▶ SHORT TASK: Every record here needs to be written out again exactly.

▶ EXCERPTED RECORDS:
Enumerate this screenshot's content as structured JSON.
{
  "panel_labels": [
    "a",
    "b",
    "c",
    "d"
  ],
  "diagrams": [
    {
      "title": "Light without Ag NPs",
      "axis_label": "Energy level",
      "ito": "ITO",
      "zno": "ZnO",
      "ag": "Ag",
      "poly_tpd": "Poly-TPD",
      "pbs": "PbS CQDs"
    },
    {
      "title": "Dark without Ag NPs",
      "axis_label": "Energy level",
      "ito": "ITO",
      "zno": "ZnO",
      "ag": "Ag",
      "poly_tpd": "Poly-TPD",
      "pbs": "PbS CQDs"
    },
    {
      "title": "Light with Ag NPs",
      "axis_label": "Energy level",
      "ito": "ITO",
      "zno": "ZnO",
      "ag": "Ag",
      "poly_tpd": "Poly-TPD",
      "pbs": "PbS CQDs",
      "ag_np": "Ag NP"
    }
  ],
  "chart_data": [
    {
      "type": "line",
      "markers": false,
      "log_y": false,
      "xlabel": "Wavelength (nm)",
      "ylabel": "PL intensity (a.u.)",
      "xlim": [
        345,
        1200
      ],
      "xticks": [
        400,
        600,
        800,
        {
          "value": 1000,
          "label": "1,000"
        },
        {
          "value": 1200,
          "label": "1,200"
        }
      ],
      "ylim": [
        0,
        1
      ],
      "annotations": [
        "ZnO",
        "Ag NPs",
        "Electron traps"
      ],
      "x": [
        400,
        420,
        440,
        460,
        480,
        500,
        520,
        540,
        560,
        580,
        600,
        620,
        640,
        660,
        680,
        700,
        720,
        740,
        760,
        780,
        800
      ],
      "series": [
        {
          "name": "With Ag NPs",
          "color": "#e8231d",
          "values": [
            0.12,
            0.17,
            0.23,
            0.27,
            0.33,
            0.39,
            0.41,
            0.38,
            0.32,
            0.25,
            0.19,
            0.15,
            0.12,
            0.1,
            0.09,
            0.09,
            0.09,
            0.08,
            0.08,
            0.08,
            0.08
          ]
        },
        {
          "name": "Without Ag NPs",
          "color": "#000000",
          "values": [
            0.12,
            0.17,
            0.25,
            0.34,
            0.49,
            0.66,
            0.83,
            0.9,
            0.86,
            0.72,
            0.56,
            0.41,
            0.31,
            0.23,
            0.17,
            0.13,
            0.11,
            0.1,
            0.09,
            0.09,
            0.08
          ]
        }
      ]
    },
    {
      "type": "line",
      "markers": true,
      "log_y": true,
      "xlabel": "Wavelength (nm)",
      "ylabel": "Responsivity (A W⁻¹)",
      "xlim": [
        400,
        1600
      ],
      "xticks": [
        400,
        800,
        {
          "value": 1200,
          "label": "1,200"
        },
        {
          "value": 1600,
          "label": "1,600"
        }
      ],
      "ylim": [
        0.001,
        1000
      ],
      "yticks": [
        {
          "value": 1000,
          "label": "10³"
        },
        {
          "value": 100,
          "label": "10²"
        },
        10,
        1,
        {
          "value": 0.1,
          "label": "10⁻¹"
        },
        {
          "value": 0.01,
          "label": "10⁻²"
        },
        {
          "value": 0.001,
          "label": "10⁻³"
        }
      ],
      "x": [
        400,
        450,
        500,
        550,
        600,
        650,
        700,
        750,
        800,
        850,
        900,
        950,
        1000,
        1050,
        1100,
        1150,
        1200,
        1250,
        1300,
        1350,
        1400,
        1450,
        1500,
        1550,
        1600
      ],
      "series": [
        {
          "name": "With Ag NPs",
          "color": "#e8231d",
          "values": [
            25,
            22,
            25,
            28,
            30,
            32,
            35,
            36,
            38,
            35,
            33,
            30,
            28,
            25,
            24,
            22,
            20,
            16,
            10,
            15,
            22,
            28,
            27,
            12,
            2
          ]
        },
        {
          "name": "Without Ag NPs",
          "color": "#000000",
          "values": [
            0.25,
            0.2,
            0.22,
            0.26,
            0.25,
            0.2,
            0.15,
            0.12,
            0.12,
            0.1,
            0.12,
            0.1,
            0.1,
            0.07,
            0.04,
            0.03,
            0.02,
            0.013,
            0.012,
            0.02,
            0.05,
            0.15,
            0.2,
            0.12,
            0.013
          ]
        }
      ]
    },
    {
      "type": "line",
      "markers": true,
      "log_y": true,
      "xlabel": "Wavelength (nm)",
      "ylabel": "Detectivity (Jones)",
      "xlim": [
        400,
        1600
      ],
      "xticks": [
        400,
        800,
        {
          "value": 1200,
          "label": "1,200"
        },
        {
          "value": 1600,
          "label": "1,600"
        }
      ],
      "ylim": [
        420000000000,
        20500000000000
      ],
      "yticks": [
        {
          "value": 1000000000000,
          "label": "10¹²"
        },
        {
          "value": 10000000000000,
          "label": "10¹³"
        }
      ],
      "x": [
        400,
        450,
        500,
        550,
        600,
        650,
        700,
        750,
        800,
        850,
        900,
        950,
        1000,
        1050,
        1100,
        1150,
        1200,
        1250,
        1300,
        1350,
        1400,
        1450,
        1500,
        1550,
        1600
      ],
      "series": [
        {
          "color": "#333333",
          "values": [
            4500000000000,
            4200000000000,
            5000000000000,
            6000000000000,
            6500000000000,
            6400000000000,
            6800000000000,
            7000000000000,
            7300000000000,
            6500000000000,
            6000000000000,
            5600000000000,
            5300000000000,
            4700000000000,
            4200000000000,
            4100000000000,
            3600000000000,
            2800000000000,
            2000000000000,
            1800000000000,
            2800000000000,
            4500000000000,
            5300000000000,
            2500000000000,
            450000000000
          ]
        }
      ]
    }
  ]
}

▶ RESULT OF THE TASK:
Enumerate this screenshot's content as structured JSON.
{
  "panel_labels": [
    "a",
    "b",
    "c",
    "d"
  ],
  "diagrams": [
    {
      "title": "Light without Ag NPs",
      "axis_label": "Energy level",
      "ito": "ITO",
      "zno": "ZnO",
      "ag": "Ag",
      "poly_tpd": "Poly-TPD",
      "pbs": "PbS CQDs"
    },
    {
      "title": "Dark without Ag NPs",
      "axis_label": "Energy level",
      "ito": "ITO",
      "zno": "ZnO",
      "ag": "Ag",
      "poly_tpd": "Poly-TPD",
      "pbs": "PbS CQDs"
    },
    {
      "title": "Light with Ag NPs",
      "axis_label": "Energy level",
      "ito": "ITO",
      "zno": "ZnO",
      "ag": "Ag",
      "poly_tpd": "Poly-TPD",
      "pbs": "PbS CQDs",
      "ag_np": "Ag NP"
    }
  ],
  "chart_data": [
    {
      "type": "line",
      "markers": false,
      "log_y": false,
      "xlabel": "Wavelength (nm)",
      "ylabel": "PL intensity (a.u.)",
      "xlim": [
        345,
        1200
      ],
      "xticks": [
        400,
        600,
        800,
        {
          "value": 1000,
          "label": "1,000"
        },
        {
          "value": 1200,
          "label": "1,200"
        }
      ],
      "ylim": [
        0,
        1
      ],
      "annotations": [
        "ZnO",
        "Ag NPs",
        "Electron traps"
      ],
      "x": [
        400,
        420,
        440,
        460,
        480,
        500,
        520,
        540,
        560,
        580,
        600,
        620,
        640,
        660,
        680,
        700,
        720,
        740,
        760,
        780,
        800
      ],
      "series": [
        {
          "name": "With Ag NPs",
          "color": "#e8231d",
          "values": [
            0.12,
            0.17,
            0.23,
            0.27,
            0.33,
            0.39,
            0.41,
            0.38,
            0.32,
            0.25,
            0.19,
            0.15,
            0.12,
            0.1,
            0.09,
            0.09,
            0.09,
            0.08,
            0.08,
            0.08,
            0.08
          ]
        },
        {
          "name": "Without Ag NPs",
          "color": "#000000",
          "values": [
            0.12,
            0.17,
            0.25,
            0.34,
            0.49,
            0.66,
            0.83,
            0.9,
            0.86,
            0.72,
            0.56,
            0.41,
            0.31,
            0.23,
            0.17,
            0.13,
            0.11,
            0.1,
            0.09,
            0.09,
            0.08
          ]
        }
      ]
    },
    {
      "type": "line",
      "markers": true,
      "log_y": true,
      "xlabel": "Wavelength (nm)",
      "ylabel": "Responsivity (A W⁻¹)",
      "xlim": [
        400,
        1600
      ],
      "xticks": [
        400,
        800,
        {
          "value": 1200,
          "label": "1,200"
        },
        {
          "value": 1600,
          "label": "1,600"
        }
      ],
      "ylim": [
        0.001,
        1000
      ],
      "yticks": [
        {
          "value": 1000,
          "label": "10³"
        },
        {
          "value": 100,
          "label": "10²"
        },
        10,
        1,
        {
          "value": 0.1,
          "label": "10⁻¹"
        },
        {
          "value": 0.01,
          "label": "10⁻²"
        },
        {
          "value": 0.001,
          "label": "10⁻³"
        }
      ],
      "x": [
        400,
        450,
        500,
        550,
        600,
        650,
        700,
        750,
        800,
        850,
        900,
        950,
        1000,
        1050,
        1100,
        1150,
        1200,
        1250,
        1300,
        1350,
        1400,
        1450,
        1500,
        1550,
        1600
      ],
      "series": [
        {
          "name": "With Ag NPs",
          "color": "#e8231d",
          "values": [
            25,
            22,
            25,
            28,
            30,
            32,
            35,
            36,
            38,
            35,
            33,
            30,
            28,
            25,
            24,
            22,
            20,
            16,
            10,
            15,
            22,
            28,
            27,
            12,
            2
          ]
        },
        {
          "name": "Without Ag NPs",
          "color": "#000000",
          "values": [
            0.25,
            0.2,
            0.22,
            0.26,
            0.25,
            0.2,
            0.15,
            0.12,
            0.12,
            0.1,
            0.12,
            0.1,
            0.1,
            0.07,
            0.04,
            0.03,
            0.02,
            0.013,
            0.012,
            0.02,
            0.05,
            0.15,
            0.2,
            0.12,
            0.013
          ]
        }
      ]
    },
    {
      "type": "line",
      "markers": true,
      "log_y": true,
      "xlabel": "Wavelength (nm)",
      "ylabel": "Detectivity (Jones)",
      "xlim": [
        400,
        1600
      ],
      "xticks": [
        400,
        800,
        {
          "value": 1200,
          "label": "1,200"
        },
        {
          "value": 1600,
          "label": "1,600"
        }
      ],
      "ylim": [
        420000000000,
        20500000000000
      ],
      "yticks": [
        {
          "value": 1000000000000,
          "label": "10¹²"
        },
        {
          "value": 10000000000000,
          "label": "10¹³"
        }
      ],
      "x": [
        400,
        450,
        500,
        550,
        600,
        650,
        700,
        750,
        800,
        850,
        900,
        950,
        1000,
        1050,
        1100,
        1150,
        1200,
        1250,
        1300,
        1350,
        1400,
        1450,
        1500,
        1550,
        1600
      ],
      "series": [
        {
          "color": "#333333",
          "values": [
            4500000000000,
            4200000000000,
            5000000000000,
            6000000000000,
            6500000000000,
            6400000000000,
            6800000000000,
            7000000000000,
            7300000000000,
            6500000000000,
            6000000000000,
            5600000000000,
            5300000000000,
            4700000000000,
            4200000000000,
            4100000000000,
            3600000000000,
            2800000000000,
            2000000000000,
            1800000000000,
            2800000000000,
            4500000000000,
            5300000000000,
            2500000000000,
            450000000000
          ]
        }
      ]
    }
  ]
}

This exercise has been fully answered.